> _REQUIREMENT_:
The data below needs to be returned exactly, line for line.

> _Data records_:
○ ○ ○
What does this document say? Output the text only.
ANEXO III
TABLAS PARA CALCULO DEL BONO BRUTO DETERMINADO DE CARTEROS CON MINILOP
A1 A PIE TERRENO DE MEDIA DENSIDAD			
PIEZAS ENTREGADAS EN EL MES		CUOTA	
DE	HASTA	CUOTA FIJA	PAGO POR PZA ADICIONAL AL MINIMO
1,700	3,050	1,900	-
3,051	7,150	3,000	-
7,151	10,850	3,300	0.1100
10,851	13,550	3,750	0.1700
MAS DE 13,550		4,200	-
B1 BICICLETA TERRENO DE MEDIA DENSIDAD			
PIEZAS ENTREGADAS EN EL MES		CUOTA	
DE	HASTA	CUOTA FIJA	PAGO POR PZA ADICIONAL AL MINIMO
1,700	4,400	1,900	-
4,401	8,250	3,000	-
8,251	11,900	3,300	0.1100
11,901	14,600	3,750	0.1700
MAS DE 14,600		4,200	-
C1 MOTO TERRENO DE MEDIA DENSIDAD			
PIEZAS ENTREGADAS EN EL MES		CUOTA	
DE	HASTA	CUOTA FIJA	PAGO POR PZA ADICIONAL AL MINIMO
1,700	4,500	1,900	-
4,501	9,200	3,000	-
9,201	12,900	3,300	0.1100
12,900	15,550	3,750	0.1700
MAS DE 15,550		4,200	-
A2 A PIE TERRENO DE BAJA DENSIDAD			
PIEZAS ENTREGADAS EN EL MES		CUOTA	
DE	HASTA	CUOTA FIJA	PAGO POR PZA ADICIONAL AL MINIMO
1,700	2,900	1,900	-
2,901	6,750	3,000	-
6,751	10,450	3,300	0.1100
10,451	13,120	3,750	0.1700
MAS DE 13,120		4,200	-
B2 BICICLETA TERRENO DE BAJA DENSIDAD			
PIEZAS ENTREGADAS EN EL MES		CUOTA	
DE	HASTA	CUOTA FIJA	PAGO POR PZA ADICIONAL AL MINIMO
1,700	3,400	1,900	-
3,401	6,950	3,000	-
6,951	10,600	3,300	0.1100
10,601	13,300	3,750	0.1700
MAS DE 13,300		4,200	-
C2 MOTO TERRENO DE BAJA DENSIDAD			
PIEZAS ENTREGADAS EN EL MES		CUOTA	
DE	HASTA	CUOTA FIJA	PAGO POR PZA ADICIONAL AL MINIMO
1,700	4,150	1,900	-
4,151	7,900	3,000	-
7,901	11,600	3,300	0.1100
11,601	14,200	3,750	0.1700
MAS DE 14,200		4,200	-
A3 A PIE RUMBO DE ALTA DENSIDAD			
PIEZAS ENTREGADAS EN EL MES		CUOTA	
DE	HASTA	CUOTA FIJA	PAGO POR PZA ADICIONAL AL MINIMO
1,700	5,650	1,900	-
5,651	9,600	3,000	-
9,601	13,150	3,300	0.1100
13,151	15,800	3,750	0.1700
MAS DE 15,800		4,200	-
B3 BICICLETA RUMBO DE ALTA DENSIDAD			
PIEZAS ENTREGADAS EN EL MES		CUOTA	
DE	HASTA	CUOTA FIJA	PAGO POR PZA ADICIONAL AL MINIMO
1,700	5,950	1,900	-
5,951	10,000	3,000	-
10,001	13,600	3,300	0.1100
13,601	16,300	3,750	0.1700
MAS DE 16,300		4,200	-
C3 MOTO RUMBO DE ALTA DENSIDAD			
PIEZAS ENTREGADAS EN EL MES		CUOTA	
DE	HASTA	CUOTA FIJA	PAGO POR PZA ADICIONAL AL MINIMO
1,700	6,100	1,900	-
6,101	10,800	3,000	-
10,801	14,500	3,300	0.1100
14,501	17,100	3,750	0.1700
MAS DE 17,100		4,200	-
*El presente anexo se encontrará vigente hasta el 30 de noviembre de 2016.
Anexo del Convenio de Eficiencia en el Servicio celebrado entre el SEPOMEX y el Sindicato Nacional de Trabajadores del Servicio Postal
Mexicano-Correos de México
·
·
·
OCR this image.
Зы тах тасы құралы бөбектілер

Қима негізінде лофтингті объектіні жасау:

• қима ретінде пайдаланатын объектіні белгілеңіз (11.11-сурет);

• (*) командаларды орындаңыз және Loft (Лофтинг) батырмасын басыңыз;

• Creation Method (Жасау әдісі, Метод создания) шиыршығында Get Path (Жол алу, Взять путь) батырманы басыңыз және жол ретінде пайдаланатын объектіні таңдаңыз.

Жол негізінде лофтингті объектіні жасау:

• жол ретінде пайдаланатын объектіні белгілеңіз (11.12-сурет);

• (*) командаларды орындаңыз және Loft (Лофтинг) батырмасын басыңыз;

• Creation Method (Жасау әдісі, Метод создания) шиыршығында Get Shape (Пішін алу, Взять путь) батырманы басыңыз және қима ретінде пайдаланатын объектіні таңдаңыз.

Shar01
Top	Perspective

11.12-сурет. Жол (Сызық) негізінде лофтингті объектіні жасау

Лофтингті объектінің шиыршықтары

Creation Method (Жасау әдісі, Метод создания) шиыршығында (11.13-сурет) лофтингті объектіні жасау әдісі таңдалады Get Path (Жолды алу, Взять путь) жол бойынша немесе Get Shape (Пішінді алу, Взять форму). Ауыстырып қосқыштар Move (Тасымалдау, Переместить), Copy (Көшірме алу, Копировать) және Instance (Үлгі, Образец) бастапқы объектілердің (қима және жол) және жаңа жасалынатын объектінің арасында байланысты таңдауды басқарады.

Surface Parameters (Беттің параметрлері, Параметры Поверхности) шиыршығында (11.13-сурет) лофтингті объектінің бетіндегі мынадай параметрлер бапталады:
○ ○ ○
> _COMPLETED EXERCISE_:
What does this document say? Output the text only.
ANEXO III
TABLAS PARA CALCULO DEL BONO BRUTO DETERMINADO DE CARTEROS CON MINILOP
A1 A PIE TERRENO DE MEDIA DENSIDAD			
PIEZAS ENTREGADAS EN EL MES		CUOTA	
DE	HASTA	CUOTA FIJA	PAGO POR PZA ADICIONAL AL MINIMO
1,700	3,050	1,900	-
3,051	7,150	3,000	-
7,151	10,850	3,300	0.1100
10,851	13,550	3,750	0.1700
MAS DE 13,550		4,200	-
B1 BICICLETA TERRENO DE MEDIA DENSIDAD			
PIEZAS ENTREGADAS EN EL MES		CUOTA	
DE	HASTA	CUOTA FIJA	PAGO POR PZA ADICIONAL AL MINIMO
1,700	4,400	1,900	-
4,401	8,250	3,000	-
8,251	11,900	3,300	0.1100
11,901	14,600	3,750	0.1700
MAS DE 14,600		4,200	-
C1 MOTO TERRENO DE MEDIA DENSIDAD			
PIEZAS ENTREGADAS EN EL MES		CUOTA	
DE	HASTA	CUOTA FIJA	PAGO POR PZA ADICIONAL AL MINIMO
1,700	4,500	1,900	-
4,501	9,200	3,000	-
9,201	12,900	3,300	0.1100
12,900	15,550	3,750	0.1700
MAS DE 15,550		4,200	-
A2 A PIE TERRENO DE BAJA DENSIDAD			
PIEZAS ENTREGADAS EN EL MES		CUOTA	
DE	HASTA	CUOTA FIJA	PAGO POR PZA ADICIONAL AL MINIMO
1,700	2,900	1,900	-
2,901	6,750	3,000	-
6,751	10,450	3,300	0.1100
10,451	13,120	3,750	0.1700
MAS DE 13,120		4,200	-
B2 BICICLETA TERRENO DE BAJA DENSIDAD			
PIEZAS ENTREGADAS EN EL MES		CUOTA	
DE	HASTA	CUOTA FIJA	PAGO POR PZA ADICIONAL AL MINIMO
1,700	3,400	1,900	-
3,401	6,950	3,000	-
6,951	10,600	3,300	0.1100
10,601	13,300	3,750	0.1700
MAS DE 13,300		4,200	-
C2 MOTO TERRENO DE BAJA DENSIDAD			
PIEZAS ENTREGADAS EN EL MES		CUOTA	
DE	HASTA	CUOTA FIJA	PAGO POR PZA ADICIONAL AL MINIMO
1,700	4,150	1,900	-
4,151	7,900	3,000	-
7,901	11,600	3,300	0.1100
11,601	14,200	3,750	0.1700
MAS DE 14,200		4,200	-
A3 A PIE RUMBO DE ALTA DENSIDAD			
PIEZAS ENTREGADAS EN EL MES		CUOTA	
DE	HASTA	CUOTA FIJA	PAGO POR PZA ADICIONAL AL MINIMO
1,700	5,650	1,900	-
5,651	9,600	3,000	-
9,601	13,150	3,300	0.1100
13,151	15,800	3,750	0.1700
MAS DE 15,800		4,200	-
B3 BICICLETA RUMBO DE ALTA DENSIDAD			
PIEZAS ENTREGADAS EN EL MES		CUOTA	
DE	HASTA	CUOTA FIJA	PAGO POR PZA ADICIONAL AL MINIMO
1,700	5,950	1,900	-
5,951	10,000	3,000	-
10,001	13,600	3,300	0.1100
13,601	16,300	3,750	0.1700
MAS DE 16,300		4,200	-
C3 MOTO RUMBO DE ALTA DENSIDAD			
PIEZAS ENTREGADAS EN EL MES		CUOTA	
DE	HASTA	CUOTA FIJA	PAGO POR PZA ADICIONAL AL MINIMO
1,700	6,100	1,900	-
6,101	10,800	3,000	-
10,801	14,500	3,300	0.1100
14,501	17,100	3,750	0.1700
MAS DE 17,100		4,200	-
*El presente anexo se encontrará vigente hasta el 30 de noviembre de 2016.
Anexo del Convenio de Eficiencia en el Servicio celebrado entre el SEPOMEX y el Sindicato Nacional de Trabajadores del Servicio Postal
Mexicano-Correos de México
·
·
·
OCR this image.
Зы тах тасы құралы бөбектілер

Қима негізінде лофтингті объектіні жасау:

• қима ретінде пайдаланатын объектіні белгілеңіз (11.11-сурет);

• (*) командаларды орындаңыз және Loft (Лофтинг) батырмасын басыңыз;

• Creation Method (Жасау әдісі, Метод создания) шиыршығында Get Path (Жол алу, Взять путь) батырманы басыңыз және жол ретінде пайдаланатын объектіні таңдаңыз.

Жол негізінде лофтингті объектіні жасау:

• жол ретінде пайдаланатын объектіні белгілеңіз (11.12-сурет);

• (*) командаларды орындаңыз және Loft (Лофтинг) батырмасын басыңыз;

• Creation Method (Жасау әдісі, Метод создания) шиыршығында Get Shape (Пішін алу, Взять путь) батырманы басыңыз және қима ретінде пайдаланатын объектіні таңдаңыз.

Shar01
Top	Perspective

11.12-сурет. Жол (Сызық) негізінде лофтингті объектіні жасау

Лофтингті объектінің шиыршықтары

Creation Method (Жасау әдісі, Метод создания) шиыршығында (11.13-сурет) лофтингті объектіні жасау әдісі таңдалады Get Path (Жолды алу, Взять путь) жол бойынша немесе Get Shape (Пішінді алу, Взять форму). Ауыстырып қосқыштар Move (Тасымалдау, Переместить), Copy (Көшірме алу, Копировать) және Instance (Үлгі, Образец) бастапқы объектілердің (қима және жол) және жаңа жасалынатын объектінің арасында байланысты таңдауды басқарады.

Surface Parameters (Беттің параметрлері, Параметры Поверхности) шиыршығында (11.13-сурет) лофтингті объектінің бетіндегі мынадай параметрлер бапталады:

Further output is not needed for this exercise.